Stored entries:
○ ○ ○ ○ ○ ○ ○

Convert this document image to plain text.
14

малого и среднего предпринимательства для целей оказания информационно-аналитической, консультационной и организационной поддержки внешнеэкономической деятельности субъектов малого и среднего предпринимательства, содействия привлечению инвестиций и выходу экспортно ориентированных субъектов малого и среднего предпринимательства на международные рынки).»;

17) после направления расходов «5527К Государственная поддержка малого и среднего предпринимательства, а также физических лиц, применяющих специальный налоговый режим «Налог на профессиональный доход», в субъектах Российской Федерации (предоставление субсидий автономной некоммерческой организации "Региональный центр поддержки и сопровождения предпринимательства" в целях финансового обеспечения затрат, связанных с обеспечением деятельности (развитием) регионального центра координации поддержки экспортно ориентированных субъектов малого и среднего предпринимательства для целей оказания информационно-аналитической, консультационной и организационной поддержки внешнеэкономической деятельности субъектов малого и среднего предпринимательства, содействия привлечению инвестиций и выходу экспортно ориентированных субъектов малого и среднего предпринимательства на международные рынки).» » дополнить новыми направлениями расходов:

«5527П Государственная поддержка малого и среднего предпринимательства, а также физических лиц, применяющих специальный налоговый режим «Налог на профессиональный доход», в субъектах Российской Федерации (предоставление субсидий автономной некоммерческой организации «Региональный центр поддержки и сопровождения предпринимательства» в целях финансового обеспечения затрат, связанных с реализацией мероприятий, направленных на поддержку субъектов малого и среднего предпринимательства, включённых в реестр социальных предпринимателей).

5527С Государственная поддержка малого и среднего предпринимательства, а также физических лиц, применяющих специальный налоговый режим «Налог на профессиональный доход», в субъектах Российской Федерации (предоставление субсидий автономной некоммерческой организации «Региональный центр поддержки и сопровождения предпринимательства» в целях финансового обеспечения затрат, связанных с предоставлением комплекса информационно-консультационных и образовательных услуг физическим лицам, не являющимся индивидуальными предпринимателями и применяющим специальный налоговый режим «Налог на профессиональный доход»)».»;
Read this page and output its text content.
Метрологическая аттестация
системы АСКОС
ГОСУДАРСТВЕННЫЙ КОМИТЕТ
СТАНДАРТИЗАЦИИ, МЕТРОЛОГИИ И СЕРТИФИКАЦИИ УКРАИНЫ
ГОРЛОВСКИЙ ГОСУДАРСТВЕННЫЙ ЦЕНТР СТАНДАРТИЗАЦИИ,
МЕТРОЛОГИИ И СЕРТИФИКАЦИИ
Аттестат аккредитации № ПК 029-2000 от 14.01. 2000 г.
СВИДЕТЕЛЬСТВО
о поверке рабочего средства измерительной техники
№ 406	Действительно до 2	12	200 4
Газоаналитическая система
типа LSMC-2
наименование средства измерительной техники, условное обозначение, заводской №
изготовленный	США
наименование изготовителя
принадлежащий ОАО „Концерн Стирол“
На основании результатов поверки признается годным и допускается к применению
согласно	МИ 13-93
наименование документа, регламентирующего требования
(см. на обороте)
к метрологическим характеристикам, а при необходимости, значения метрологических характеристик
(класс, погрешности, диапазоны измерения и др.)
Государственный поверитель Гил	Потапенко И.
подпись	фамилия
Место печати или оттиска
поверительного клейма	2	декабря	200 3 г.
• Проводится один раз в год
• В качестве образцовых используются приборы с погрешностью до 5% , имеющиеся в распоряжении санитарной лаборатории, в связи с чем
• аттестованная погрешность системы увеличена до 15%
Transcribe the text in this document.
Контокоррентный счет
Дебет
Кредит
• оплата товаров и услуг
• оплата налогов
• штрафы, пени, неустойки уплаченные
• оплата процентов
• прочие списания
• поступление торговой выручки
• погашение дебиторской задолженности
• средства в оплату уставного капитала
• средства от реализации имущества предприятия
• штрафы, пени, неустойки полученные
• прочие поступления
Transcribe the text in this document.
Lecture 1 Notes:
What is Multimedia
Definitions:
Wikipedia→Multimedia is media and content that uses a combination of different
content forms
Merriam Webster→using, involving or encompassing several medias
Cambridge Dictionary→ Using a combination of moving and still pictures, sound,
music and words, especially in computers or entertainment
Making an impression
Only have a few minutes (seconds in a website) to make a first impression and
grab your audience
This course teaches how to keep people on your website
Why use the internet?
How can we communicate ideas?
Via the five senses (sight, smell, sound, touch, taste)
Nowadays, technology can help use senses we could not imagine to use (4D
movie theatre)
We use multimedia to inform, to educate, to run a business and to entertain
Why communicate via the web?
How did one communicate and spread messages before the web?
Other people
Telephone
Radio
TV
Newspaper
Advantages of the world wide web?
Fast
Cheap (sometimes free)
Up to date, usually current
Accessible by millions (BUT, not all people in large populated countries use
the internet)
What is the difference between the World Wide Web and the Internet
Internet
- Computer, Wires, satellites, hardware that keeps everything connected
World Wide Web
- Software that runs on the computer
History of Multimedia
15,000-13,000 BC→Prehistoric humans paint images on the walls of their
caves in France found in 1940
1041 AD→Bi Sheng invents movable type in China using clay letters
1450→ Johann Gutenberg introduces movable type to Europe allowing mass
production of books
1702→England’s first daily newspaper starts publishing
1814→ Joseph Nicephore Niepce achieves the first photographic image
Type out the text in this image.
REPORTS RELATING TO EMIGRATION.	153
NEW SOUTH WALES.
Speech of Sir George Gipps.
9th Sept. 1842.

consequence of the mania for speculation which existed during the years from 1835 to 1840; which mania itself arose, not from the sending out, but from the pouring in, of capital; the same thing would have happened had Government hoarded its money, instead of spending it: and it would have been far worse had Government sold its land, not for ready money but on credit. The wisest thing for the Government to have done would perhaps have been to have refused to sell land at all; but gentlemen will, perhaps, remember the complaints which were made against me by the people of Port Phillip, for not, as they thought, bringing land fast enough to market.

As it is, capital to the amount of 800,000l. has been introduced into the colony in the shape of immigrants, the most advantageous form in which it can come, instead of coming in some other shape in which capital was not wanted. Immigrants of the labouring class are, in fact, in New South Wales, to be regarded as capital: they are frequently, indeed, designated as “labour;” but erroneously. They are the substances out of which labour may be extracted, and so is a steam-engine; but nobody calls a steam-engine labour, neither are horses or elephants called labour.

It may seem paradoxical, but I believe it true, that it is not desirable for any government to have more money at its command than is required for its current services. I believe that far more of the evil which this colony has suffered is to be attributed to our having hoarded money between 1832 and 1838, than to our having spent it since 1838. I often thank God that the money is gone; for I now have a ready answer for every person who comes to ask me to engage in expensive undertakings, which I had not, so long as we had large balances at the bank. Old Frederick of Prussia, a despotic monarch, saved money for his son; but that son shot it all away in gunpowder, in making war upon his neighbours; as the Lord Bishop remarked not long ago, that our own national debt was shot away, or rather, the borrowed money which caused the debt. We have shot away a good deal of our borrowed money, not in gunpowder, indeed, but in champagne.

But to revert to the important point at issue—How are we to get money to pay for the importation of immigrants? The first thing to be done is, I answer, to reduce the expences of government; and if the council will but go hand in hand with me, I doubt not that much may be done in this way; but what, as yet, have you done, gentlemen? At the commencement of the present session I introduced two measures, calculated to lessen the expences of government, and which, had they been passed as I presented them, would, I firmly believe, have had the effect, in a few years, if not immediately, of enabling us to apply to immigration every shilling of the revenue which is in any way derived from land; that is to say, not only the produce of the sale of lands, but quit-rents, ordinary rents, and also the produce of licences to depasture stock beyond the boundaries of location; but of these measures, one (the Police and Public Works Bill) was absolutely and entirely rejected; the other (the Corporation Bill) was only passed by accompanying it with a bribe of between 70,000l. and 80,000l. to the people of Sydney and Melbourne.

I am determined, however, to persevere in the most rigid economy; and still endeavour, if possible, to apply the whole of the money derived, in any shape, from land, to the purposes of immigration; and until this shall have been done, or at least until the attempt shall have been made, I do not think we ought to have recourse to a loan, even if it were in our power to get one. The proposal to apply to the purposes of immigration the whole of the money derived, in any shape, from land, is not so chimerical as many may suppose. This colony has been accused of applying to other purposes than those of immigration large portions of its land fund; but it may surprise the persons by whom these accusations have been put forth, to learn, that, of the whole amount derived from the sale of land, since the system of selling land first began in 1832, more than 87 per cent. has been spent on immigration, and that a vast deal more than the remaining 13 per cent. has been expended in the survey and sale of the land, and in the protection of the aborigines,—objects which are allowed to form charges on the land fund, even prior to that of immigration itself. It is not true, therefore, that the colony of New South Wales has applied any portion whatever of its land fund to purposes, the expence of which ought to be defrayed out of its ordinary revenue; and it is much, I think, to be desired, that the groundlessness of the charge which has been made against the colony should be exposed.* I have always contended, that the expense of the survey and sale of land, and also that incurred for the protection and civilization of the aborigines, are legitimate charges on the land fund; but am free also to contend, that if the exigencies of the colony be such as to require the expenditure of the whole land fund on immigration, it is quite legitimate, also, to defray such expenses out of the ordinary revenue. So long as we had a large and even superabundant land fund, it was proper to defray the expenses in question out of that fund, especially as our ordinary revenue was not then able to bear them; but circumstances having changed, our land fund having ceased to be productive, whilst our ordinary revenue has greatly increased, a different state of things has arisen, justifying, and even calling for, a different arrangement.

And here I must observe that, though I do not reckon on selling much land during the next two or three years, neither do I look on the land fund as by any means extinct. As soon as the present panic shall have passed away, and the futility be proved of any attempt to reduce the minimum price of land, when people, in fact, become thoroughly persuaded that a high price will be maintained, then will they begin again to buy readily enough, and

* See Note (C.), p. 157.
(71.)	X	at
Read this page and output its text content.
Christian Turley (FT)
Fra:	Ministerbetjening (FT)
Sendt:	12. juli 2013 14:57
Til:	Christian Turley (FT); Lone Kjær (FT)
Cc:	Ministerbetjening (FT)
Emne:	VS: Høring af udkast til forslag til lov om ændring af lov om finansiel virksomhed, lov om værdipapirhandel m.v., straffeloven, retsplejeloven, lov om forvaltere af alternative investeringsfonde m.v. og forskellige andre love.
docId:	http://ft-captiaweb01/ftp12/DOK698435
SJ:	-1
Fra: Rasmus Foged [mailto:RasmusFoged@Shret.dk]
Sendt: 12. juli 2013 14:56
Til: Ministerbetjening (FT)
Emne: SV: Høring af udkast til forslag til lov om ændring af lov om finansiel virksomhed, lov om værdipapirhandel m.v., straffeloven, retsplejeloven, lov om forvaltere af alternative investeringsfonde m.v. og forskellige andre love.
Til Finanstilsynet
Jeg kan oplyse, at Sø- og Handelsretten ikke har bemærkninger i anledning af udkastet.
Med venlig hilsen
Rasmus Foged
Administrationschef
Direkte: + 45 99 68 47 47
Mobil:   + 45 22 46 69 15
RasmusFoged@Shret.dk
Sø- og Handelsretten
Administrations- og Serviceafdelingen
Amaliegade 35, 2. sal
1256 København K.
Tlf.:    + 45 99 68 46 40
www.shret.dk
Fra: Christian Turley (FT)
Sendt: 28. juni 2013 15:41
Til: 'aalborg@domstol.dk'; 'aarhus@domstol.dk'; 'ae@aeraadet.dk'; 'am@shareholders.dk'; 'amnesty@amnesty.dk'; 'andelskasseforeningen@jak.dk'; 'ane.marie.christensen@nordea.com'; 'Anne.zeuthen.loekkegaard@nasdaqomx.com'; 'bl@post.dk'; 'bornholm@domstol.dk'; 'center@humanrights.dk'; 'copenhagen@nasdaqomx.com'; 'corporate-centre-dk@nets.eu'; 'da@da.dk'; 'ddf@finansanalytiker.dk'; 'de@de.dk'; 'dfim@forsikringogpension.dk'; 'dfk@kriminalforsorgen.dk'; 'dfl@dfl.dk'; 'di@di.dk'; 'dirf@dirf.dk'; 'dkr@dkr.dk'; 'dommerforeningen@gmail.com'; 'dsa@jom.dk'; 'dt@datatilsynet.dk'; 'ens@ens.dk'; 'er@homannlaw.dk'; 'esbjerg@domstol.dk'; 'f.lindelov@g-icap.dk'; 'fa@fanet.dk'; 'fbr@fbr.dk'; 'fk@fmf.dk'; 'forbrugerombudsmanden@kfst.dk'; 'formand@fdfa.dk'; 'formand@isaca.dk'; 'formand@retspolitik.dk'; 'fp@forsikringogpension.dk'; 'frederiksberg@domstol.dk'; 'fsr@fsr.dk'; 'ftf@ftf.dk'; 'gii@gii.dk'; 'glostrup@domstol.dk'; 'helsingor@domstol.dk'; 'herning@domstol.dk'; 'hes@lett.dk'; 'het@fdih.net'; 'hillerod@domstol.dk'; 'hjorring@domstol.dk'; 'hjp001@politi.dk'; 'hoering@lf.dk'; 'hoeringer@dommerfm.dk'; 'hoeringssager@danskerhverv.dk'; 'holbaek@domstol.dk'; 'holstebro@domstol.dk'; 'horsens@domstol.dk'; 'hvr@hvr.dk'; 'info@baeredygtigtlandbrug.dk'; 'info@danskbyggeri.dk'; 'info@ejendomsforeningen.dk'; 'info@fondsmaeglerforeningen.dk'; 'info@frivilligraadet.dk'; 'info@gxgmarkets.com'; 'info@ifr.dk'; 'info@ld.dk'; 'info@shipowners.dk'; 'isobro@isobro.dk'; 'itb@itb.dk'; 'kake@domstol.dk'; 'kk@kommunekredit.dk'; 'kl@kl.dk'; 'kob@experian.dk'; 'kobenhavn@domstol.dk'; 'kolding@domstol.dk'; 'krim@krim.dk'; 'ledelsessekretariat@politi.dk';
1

○ ○ ○ ○ ○ ○ ○

Stated goal:
Among the records above, find each line holding the string "Ministerbetjening" and pull it out.

Exercise solution:
Fra:	Ministerbetjening (FT)
Cc:	Ministerbetjening (FT)
Til: Ministerbetjening (FT)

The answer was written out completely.